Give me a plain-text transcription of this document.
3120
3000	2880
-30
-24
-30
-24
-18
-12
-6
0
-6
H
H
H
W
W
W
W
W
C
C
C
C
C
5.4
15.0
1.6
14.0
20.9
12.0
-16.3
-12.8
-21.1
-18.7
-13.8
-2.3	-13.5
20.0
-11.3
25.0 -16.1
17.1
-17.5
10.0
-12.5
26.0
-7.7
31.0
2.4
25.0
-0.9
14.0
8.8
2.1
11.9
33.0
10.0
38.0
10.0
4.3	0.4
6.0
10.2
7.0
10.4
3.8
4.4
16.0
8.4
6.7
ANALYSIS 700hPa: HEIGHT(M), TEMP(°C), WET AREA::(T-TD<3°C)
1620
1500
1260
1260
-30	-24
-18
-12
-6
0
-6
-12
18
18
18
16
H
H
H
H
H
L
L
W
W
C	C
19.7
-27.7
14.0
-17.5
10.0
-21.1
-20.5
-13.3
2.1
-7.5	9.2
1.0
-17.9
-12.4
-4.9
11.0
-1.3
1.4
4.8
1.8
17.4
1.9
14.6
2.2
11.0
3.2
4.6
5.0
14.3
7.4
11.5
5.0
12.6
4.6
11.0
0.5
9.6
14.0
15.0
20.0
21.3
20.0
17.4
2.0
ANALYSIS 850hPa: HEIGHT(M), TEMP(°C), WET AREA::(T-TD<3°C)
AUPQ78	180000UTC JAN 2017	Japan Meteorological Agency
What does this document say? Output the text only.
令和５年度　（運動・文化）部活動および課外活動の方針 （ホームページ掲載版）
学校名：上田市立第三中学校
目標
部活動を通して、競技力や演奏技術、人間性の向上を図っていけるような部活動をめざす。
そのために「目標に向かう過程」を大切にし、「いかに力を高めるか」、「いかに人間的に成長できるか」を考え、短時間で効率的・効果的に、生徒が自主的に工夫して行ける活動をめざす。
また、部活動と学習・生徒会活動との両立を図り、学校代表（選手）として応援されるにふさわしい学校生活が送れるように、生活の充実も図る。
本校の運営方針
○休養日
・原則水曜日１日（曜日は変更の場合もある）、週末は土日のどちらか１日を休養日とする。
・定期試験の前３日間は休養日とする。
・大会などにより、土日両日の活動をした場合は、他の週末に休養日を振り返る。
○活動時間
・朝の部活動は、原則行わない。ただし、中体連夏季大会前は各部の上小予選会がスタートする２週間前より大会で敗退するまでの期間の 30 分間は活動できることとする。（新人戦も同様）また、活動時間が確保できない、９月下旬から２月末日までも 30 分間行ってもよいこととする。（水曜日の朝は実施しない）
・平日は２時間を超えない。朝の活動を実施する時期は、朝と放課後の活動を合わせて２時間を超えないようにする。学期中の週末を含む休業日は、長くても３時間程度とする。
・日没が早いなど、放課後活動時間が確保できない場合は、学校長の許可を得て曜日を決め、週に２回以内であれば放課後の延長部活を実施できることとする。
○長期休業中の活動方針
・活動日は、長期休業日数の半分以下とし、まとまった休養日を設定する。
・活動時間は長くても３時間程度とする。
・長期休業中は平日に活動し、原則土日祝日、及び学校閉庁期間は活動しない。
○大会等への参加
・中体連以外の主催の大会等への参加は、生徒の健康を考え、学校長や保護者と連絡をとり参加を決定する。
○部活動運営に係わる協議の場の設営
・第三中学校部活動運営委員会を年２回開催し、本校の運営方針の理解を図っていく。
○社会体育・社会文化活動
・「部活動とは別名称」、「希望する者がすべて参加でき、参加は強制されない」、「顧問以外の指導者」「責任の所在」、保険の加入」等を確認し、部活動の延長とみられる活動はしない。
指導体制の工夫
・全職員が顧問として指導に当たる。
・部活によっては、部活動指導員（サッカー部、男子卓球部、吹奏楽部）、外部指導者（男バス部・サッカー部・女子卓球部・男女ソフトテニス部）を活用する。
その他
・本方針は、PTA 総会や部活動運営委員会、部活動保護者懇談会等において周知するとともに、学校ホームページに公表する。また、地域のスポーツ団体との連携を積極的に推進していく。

◇ ◇ ◇

■ **Request**
Find the line containing "What does this" in the material above. Print it and every line after it through the end, exactly and only those.

■ **Written response**
What does this document say? Output the text only.
令和５年度　（運動・文化）部活動および課外活動の方針 （ホームページ掲載版）
学校名：上田市立第三中学校
目標
部活動を通して、競技力や演奏技術、人間性の向上を図っていけるような部活動をめざす。
そのために「目標に向かう過程」を大切にし、「いかに力を高めるか」、「いかに人間的に成長できるか」を考え、短時間で効率的・効果的に、生徒が自主的に工夫して行ける活動をめざす。
また、部活動と学習・生徒会活動との両立を図り、学校代表（選手）として応援されるにふさわしい学校生活が送れるように、生活の充実も図る。
本校の運営方針
○休養日
・原則水曜日１日（曜日は変更の場合もある）、週末は土日のどちらか１日を休養日とする。
・定期試験の前３日間は休養日とする。
・大会などにより、土日両日の活動をした場合は、他の週末に休養日を振り返る。
○活動時間
・朝の部活動は、原則行わない。ただし、中体連夏季大会前は各部の上小予選会がスタートする２週間前より大会で敗退するまでの期間の 30 分間は活動できることとする。（新人戦も同様）また、活動時間が確保できない、９月下旬から２月末日までも 30 分間行ってもよいこととする。（水曜日の朝は実施しない）
・平日は２時間を超えない。朝の活動を実施する時期は、朝と放課後の活動を合わせて２時間を超えないようにする。学期中の週末を含む休業日は、長くても３時間程度とする。
・日没が早いなど、放課後活動時間が確保できない場合は、学校長の許可を得て曜日を決め、週に２回以内であれば放課後の延長部活を実施できることとする。
○長期休業中の活動方針
・活動日は、長期休業日数の半分以下とし、まとまった休養日を設定する。
・活動時間は長くても３時間程度とする。
・長期休業中は平日に活動し、原則土日祝日、及び学校閉庁期間は活動しない。
○大会等への参加
・中体連以外の主催の大会等への参加は、生徒の健康を考え、学校長や保護者と連絡をとり参加を決定する。
○部活動運営に係わる協議の場の設営
・第三中学校部活動運営委員会を年２回開催し、本校の運営方針の理解を図っていく。
○社会体育・社会文化活動
・「部活動とは別名称」、「希望する者がすべて参加でき、参加は強制されない」、「顧問以外の指導者」「責任の所在」、保険の加入」等を確認し、部活動の延長とみられる活動はしない。
指導体制の工夫
・全職員が顧問として指導に当たる。
・部活によっては、部活動指導員（サッカー部、男子卓球部、吹奏楽部）、外部指導者（男バス部・サッカー部・女子卓球部・男女ソフトテニス部）を活用する。
その他
・本方針は、PTA 総会や部活動運営委員会、部活動保護者懇談会等において周知するとともに、学校ホームページに公表する。また、地域のスポーツ団体との連携を積極的に推進していく。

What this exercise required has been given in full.